Set problem: Copy out the material below in full, but not its images.

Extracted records

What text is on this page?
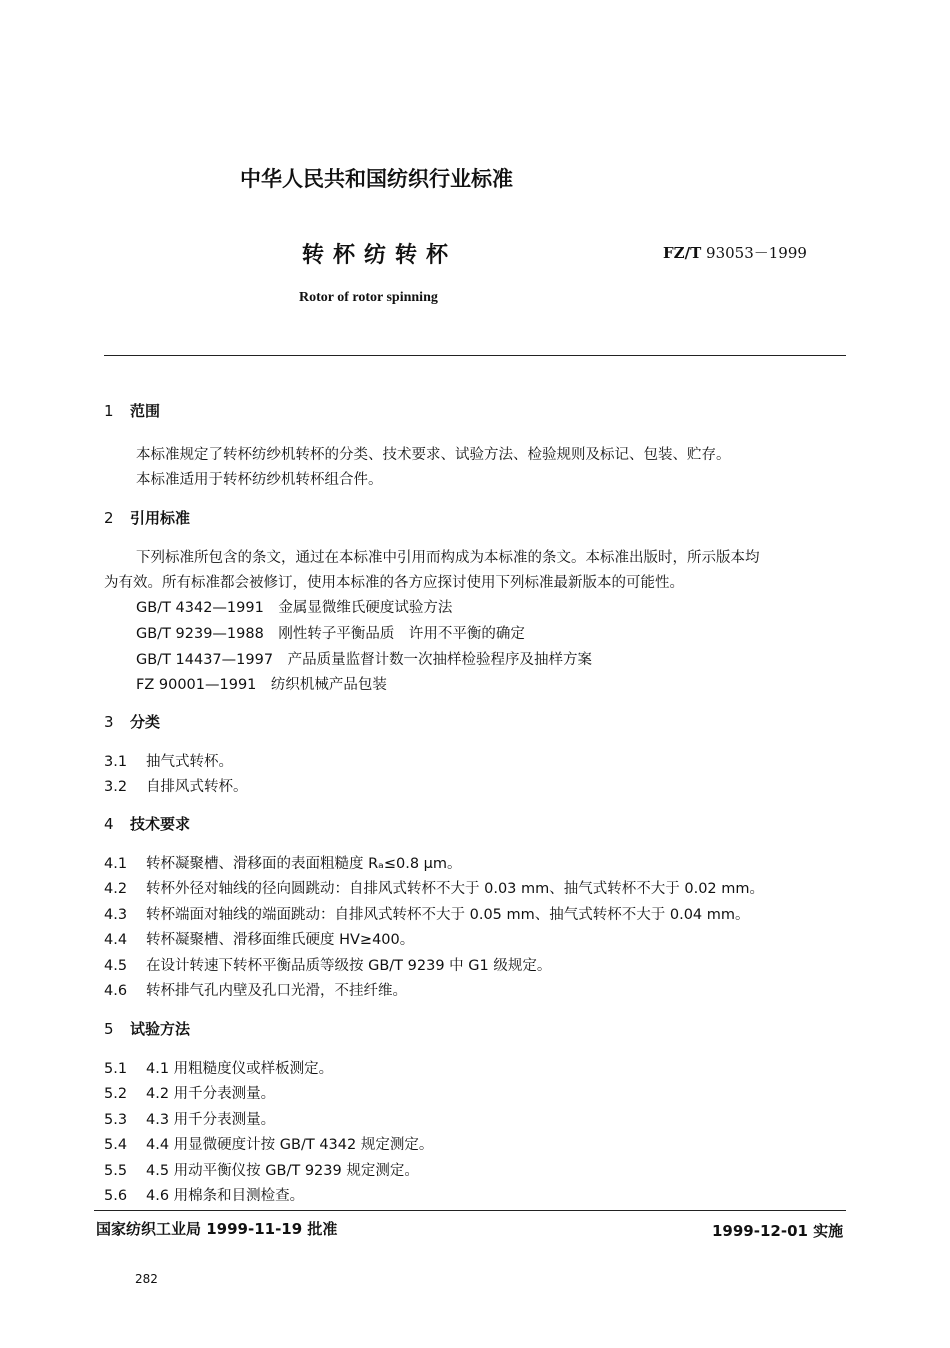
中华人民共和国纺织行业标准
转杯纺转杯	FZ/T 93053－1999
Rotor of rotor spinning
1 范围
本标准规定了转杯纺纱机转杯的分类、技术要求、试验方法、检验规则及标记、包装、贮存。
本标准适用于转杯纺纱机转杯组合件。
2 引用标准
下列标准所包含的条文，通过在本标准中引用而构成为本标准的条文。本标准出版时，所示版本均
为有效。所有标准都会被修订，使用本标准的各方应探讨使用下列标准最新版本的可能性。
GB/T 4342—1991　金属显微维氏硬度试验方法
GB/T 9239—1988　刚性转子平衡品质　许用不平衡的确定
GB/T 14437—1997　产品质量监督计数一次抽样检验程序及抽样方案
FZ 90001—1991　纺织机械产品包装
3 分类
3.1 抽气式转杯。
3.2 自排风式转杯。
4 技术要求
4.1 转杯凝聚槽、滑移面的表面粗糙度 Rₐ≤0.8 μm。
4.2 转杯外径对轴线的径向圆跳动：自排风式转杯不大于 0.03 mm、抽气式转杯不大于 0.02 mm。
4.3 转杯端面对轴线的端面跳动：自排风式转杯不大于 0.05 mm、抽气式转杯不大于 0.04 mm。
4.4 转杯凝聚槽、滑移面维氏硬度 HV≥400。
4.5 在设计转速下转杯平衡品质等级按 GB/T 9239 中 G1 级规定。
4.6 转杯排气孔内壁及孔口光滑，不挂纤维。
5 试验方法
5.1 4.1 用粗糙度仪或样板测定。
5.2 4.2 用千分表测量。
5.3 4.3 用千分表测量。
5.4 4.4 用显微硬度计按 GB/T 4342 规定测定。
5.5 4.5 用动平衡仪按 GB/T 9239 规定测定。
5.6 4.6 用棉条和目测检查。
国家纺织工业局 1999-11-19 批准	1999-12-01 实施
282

Solved problem:
What text is on this page?
中华人民共和国纺织行业标准
转杯纺转杯	FZ/T 93053－1999
Rotor of rotor spinning
1 范围
本标准规定了转杯纺纱机转杯的分类、技术要求、试验方法、检验规则及标记、包装、贮存。
本标准适用于转杯纺纱机转杯组合件。
2 引用标准
下列标准所包含的条文，通过在本标准中引用而构成为本标准的条文。本标准出版时，所示版本均
为有效。所有标准都会被修订，使用本标准的各方应探讨使用下列标准最新版本的可能性。
GB/T 4342—1991　金属显微维氏硬度试验方法
GB/T 9239—1988　刚性转子平衡品质　许用不平衡的确定
GB/T 14437—1997　产品质量监督计数一次抽样检验程序及抽样方案
FZ 90001—1991　纺织机械产品包装
3 分类
3.1 抽气式转杯。
3.2 自排风式转杯。
4 技术要求
4.1 转杯凝聚槽、滑移面的表面粗糙度 Rₐ≤0.8 μm。
4.2 转杯外径对轴线的径向圆跳动：自排风式转杯不大于 0.03 mm、抽气式转杯不大于 0.02 mm。
4.3 转杯端面对轴线的端面跳动：自排风式转杯不大于 0.05 mm、抽气式转杯不大于 0.04 mm。
4.4 转杯凝聚槽、滑移面维氏硬度 HV≥400。
4.5 在设计转速下转杯平衡品质等级按 GB/T 9239 中 G1 级规定。
4.6 转杯排气孔内壁及孔口光滑，不挂纤维。
5 试验方法
5.1 4.1 用粗糙度仪或样板测定。
5.2 4.2 用千分表测量。
5.3 4.3 用千分表测量。
5.4 4.4 用显微硬度计按 GB/T 4342 规定测定。
5.5 4.5 用动平衡仪按 GB/T 9239 规定测定。
5.6 4.6 用棉条和目测检查。
国家纺织工业局 1999-11-19 批准	1999-12-01 实施
282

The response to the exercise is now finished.